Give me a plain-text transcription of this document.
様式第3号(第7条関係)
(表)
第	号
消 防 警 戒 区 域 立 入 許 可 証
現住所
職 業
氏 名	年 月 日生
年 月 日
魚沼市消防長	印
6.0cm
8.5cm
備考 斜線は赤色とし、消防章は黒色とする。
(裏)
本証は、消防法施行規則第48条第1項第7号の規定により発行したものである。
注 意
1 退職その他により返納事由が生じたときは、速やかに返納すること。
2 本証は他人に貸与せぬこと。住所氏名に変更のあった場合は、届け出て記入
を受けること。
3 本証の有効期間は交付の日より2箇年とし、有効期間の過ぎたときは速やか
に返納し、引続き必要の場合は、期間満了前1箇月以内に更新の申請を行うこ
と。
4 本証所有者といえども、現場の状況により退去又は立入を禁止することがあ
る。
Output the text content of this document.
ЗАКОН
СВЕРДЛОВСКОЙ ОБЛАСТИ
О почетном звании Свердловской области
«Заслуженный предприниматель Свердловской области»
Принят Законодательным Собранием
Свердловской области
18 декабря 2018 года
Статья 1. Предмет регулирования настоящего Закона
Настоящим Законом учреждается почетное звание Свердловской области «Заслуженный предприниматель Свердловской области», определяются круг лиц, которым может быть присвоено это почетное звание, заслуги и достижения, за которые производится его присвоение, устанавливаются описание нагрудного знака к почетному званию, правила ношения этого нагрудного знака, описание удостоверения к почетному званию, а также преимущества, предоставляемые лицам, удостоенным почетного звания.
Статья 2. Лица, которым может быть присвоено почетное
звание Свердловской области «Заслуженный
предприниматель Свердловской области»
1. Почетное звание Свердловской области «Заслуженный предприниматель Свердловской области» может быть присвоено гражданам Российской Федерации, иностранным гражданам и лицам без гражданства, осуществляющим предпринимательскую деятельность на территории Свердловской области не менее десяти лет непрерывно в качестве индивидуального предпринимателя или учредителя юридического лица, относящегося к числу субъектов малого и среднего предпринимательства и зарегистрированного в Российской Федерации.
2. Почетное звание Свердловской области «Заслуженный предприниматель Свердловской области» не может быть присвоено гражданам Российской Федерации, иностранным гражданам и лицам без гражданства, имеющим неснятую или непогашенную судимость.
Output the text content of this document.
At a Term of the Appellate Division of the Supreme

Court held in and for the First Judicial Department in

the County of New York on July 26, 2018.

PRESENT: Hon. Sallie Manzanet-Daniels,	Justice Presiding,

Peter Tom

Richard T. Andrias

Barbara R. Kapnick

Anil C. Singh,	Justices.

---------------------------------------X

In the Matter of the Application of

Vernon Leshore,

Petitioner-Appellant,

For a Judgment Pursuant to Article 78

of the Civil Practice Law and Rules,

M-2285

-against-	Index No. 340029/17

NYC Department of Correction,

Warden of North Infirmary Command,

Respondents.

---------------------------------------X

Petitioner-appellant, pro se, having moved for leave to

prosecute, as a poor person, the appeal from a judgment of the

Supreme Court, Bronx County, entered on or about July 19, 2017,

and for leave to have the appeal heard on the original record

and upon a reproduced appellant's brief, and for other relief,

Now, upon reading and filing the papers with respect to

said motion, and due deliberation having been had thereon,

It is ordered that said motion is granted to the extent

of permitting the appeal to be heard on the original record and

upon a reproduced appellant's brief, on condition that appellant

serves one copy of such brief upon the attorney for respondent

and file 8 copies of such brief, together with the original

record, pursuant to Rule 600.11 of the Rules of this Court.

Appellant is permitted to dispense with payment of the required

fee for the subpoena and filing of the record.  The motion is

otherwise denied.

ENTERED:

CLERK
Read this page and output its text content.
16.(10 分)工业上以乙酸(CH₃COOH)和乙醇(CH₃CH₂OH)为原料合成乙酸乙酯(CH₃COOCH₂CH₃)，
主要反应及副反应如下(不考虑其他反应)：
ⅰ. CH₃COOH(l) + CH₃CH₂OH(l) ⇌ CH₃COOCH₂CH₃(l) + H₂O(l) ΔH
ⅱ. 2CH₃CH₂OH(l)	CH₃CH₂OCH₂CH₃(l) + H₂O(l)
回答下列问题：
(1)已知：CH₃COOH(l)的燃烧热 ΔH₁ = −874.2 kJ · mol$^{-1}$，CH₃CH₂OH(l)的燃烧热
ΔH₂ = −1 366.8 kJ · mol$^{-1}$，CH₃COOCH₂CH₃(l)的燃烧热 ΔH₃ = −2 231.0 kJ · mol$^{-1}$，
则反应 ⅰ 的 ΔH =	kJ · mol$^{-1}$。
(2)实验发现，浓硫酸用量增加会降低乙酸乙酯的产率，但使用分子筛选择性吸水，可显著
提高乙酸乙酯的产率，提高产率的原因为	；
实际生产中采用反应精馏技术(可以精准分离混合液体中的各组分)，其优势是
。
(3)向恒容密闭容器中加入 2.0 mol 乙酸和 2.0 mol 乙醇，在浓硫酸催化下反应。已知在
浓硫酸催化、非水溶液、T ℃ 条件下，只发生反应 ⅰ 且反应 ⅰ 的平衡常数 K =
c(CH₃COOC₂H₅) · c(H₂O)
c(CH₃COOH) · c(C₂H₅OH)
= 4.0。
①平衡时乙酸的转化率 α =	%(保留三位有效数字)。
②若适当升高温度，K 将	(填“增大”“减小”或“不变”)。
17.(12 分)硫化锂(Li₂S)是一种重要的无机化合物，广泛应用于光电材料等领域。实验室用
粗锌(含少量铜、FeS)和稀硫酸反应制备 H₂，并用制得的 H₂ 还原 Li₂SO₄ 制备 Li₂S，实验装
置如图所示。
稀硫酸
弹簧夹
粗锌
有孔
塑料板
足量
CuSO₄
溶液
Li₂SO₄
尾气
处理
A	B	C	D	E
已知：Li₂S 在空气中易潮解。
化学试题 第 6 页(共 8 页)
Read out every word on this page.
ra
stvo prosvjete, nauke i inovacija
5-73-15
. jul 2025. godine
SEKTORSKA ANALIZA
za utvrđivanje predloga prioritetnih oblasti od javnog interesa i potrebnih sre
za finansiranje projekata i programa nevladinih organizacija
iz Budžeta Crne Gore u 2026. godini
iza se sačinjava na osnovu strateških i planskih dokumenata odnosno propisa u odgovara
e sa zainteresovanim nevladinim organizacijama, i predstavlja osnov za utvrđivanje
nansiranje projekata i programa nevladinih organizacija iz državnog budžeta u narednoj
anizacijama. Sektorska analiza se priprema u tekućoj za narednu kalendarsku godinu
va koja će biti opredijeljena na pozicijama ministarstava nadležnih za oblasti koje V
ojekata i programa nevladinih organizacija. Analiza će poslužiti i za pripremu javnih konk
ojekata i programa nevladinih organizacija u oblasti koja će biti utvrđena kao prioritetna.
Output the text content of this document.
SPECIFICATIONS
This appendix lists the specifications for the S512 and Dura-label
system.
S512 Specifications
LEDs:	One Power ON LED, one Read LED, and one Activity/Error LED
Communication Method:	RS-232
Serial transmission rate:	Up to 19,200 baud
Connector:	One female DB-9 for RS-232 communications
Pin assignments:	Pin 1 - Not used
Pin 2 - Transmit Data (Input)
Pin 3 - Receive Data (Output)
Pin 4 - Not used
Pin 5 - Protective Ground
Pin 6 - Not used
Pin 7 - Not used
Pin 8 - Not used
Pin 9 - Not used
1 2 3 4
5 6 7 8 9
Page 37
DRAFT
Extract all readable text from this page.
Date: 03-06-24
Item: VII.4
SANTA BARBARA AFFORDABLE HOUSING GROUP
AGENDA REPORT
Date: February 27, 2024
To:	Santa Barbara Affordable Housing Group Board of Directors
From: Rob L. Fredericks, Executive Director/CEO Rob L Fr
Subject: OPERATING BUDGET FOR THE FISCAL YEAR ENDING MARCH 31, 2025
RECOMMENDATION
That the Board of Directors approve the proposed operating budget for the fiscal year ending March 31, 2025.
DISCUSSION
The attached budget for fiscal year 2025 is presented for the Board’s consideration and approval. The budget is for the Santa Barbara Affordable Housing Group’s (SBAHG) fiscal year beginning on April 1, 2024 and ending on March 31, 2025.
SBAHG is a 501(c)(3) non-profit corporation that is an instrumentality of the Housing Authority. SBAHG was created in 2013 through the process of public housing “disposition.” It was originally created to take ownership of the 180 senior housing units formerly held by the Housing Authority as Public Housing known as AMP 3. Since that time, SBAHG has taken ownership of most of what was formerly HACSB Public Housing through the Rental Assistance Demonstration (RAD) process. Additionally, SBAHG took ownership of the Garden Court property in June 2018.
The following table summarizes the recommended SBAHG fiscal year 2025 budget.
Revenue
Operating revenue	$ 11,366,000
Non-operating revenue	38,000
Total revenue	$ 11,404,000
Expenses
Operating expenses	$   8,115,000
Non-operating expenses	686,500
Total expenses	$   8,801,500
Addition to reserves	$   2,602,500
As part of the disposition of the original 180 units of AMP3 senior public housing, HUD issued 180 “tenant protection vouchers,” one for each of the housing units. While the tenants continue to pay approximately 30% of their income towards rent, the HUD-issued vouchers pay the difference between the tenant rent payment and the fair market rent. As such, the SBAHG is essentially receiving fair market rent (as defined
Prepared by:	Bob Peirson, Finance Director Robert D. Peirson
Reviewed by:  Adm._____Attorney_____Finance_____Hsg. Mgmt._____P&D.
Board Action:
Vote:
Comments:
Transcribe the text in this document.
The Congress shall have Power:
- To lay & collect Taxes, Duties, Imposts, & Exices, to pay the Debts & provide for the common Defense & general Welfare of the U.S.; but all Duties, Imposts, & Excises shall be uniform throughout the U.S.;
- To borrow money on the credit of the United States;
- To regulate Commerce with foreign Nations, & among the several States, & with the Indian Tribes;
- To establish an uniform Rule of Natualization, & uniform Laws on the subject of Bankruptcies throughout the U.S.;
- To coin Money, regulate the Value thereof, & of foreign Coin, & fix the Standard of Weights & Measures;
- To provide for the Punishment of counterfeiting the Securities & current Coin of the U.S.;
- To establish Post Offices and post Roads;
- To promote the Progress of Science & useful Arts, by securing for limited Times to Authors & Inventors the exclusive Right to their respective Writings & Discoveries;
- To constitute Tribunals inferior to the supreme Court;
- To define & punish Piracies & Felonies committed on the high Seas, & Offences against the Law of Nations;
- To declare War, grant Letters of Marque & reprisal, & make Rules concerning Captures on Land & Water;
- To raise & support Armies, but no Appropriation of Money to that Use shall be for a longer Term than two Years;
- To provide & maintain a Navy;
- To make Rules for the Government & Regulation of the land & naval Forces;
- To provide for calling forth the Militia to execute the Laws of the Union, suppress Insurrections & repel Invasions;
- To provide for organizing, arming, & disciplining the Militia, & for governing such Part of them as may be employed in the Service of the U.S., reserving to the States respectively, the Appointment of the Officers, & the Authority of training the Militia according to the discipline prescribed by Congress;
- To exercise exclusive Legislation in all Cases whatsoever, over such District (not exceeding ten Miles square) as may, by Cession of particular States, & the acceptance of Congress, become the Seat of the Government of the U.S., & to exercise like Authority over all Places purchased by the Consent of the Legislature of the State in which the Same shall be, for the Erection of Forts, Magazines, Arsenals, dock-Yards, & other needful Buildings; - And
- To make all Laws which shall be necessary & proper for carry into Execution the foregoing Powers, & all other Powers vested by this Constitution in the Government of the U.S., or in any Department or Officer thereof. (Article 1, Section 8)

**Problem details**.
Search the data above for the string "Government" and return every line that has it.

**Task response**.
- To make Rules for the Government & Regulation of the land & naval Forces;
- To exercise exclusive Legislation in all Cases whatsoever, over such District (not exceeding ten Miles square) as may, by Cession of particular States, & the acceptance of Congress, become the Seat of the Government of the U.S., & to exercise like Authority over all Places purchased by the Consent of the Legislature of the State in which the Same shall be, for the Erection of Forts, Magazines, Arsenals, dock-Yards, & other needful Buildings; - And
- To make all Laws which shall be necessary & proper for carry into Execution the foregoing Powers, & all other Powers vested by this Constitution in the Government of the U.S., or in any Department or Officer thereof. (Article 1, Section 8)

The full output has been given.